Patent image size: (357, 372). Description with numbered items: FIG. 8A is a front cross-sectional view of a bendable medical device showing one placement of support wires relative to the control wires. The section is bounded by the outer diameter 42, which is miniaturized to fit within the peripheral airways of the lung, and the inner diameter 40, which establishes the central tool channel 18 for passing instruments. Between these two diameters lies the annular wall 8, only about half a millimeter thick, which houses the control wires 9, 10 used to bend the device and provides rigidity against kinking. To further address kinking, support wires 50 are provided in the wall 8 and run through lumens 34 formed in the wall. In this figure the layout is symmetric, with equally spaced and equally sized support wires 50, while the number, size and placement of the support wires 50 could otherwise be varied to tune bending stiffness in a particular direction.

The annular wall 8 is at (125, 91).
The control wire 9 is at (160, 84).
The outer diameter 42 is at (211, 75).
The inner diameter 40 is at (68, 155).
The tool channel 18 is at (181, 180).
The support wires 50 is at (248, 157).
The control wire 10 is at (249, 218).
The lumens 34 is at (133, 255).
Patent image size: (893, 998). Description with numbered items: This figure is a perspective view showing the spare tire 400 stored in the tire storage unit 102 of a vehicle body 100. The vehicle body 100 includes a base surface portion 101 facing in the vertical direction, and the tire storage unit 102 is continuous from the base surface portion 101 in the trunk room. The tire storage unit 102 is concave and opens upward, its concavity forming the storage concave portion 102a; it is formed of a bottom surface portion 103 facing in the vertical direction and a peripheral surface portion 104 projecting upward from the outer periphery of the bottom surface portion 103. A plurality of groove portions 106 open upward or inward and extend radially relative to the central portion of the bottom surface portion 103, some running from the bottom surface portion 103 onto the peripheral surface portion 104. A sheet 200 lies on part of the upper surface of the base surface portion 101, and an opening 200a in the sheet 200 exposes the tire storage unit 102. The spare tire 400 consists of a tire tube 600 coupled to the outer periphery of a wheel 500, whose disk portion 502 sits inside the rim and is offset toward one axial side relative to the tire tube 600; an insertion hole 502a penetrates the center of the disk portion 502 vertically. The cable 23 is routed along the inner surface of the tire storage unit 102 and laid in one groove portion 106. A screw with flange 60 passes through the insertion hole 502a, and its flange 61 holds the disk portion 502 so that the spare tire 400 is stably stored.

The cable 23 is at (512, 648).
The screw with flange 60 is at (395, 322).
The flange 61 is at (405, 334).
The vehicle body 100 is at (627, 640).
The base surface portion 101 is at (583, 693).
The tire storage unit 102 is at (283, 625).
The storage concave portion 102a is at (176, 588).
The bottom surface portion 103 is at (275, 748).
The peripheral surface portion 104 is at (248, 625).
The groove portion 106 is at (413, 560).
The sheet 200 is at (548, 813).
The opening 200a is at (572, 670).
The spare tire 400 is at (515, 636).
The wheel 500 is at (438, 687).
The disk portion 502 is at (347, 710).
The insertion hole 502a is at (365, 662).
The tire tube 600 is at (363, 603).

OBJECTIVE: Return each line of the items without any change, beginning with the first line and continuing through the line that contains "The lumens 34 is at (133, 255).". Include both of those lines.

ANSWER FOR THIS EXERCISE:
Patent image size: (357, 372). Description with numbered items: FIG. 8A is a front cross-sectional view of a bendable medical device showing one placement of support wires relative to the control wires. The section is bounded by the outer diameter 42, which is miniaturized to fit within the peripheral airways of the lung, and the inner diameter 40, which establishes the central tool channel 18 for passing instruments. Between these two diameters lies the annular wall 8, only about half a millimeter thick, which houses the control wires 9, 10 used to bend the device and provides rigidity against kinking. To further address kinking, support wires 50 are provided in the wall 8 and run through lumens 34 formed in the wall. In this figure the layout is symmetric, with equally spaced and equally sized support wires 50, while the number, size and placement of the support wires 50 could otherwise be varied to tune bending stiffness in a particular direction.

The annular wall 8 is at (125, 91).
The control wire 9 is at (160, 84).
The outer diameter 42 is at (211, 75).
The inner diameter 40 is at (68, 155).
The tool channel 18 is at (181, 180).
The support wires 50 is at (248, 157).
The control wire 10 is at (249, 218).
The lumens 34 is at (133, 255).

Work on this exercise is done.